GIVEN EXERCISE:
Copy the data exactly; pictures stay out of the copy.

DATASET CONTENT:
☆ ☆ ☆ ☆

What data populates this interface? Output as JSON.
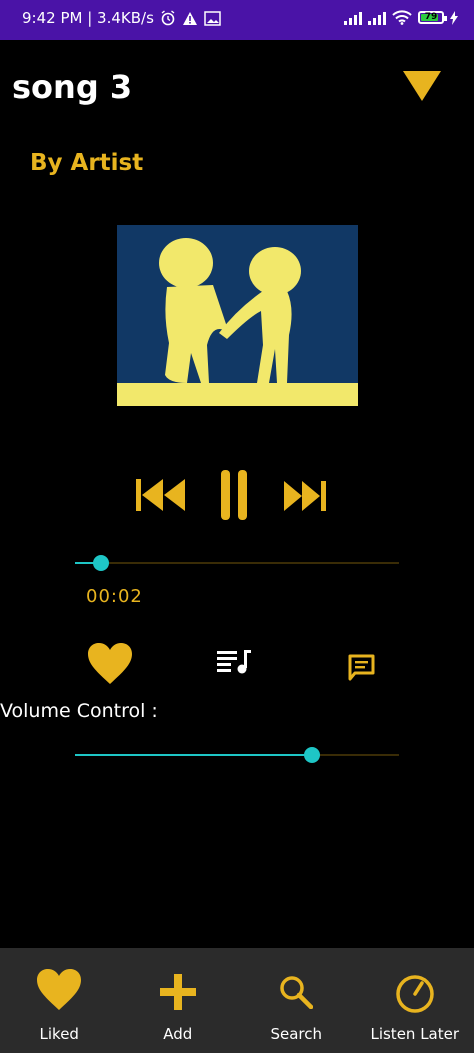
{
  "status_bar": {
    "time_speed": "9:42 PM | 3.4KB/s",
    "battery_level": "79",
    "icons": [
      "alarm-icon",
      "warning-icon",
      "image-icon",
      "signal-icon",
      "signal-icon",
      "wifi-icon",
      "battery-icon",
      "charging-icon"
    ]
  },
  "player": {
    "song_title": "song 3",
    "artist": "By Artist",
    "current_time": "00:02",
    "seek_progress": 0.08,
    "volume_label": "Volume Control :",
    "volume_level": 0.73
  },
  "colors": {
    "accent": "#e8b41f",
    "slider": "#1ec6c6",
    "status_bar": "#4a13a7",
    "nav_bg": "#2b2b2b"
  },
  "bottom_nav": {
    "items": [
      {
        "label": "Liked",
        "icon": "heart-icon"
      },
      {
        "label": "Add",
        "icon": "plus-icon"
      },
      {
        "label": "Search",
        "icon": "search-icon"
      },
      {
        "label": "Listen Later",
        "icon": "clock-icon"
      }
    ]
  }
}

☆ ☆ ☆ ☆

FULL SOLUTION:
What data populates this interface? Output as JSON.
{
  "status_bar": {
    "time_speed": "9:42 PM | 3.4KB/s",
    "battery_level": "79",
    "icons": [
      "alarm-icon",
      "warning-icon",
      "image-icon",
      "signal-icon",
      "signal-icon",
      "wifi-icon",
      "battery-icon",
      "charging-icon"
    ]
  },
  "player": {
    "song_title": "song 3",
    "artist": "By Artist",
    "current_time": "00:02",
    "seek_progress": 0.08,
    "volume_label": "Volume Control :",
    "volume_level": 0.73
  },
  "colors": {
    "accent": "#e8b41f",
    "slider": "#1ec6c6",
    "status_bar": "#4a13a7",
    "nav_bg": "#2b2b2b"
  },
  "bottom_nav": {
    "items": [
      {
        "label": "Liked",
        "icon": "heart-icon"
      },
      {
        "label": "Add",
        "icon": "plus-icon"
      },
      {
        "label": "Search",
        "icon": "search-icon"
      },
      {
        "label": "Listen Later",
        "icon": "clock-icon"
      }
    ]
  }
}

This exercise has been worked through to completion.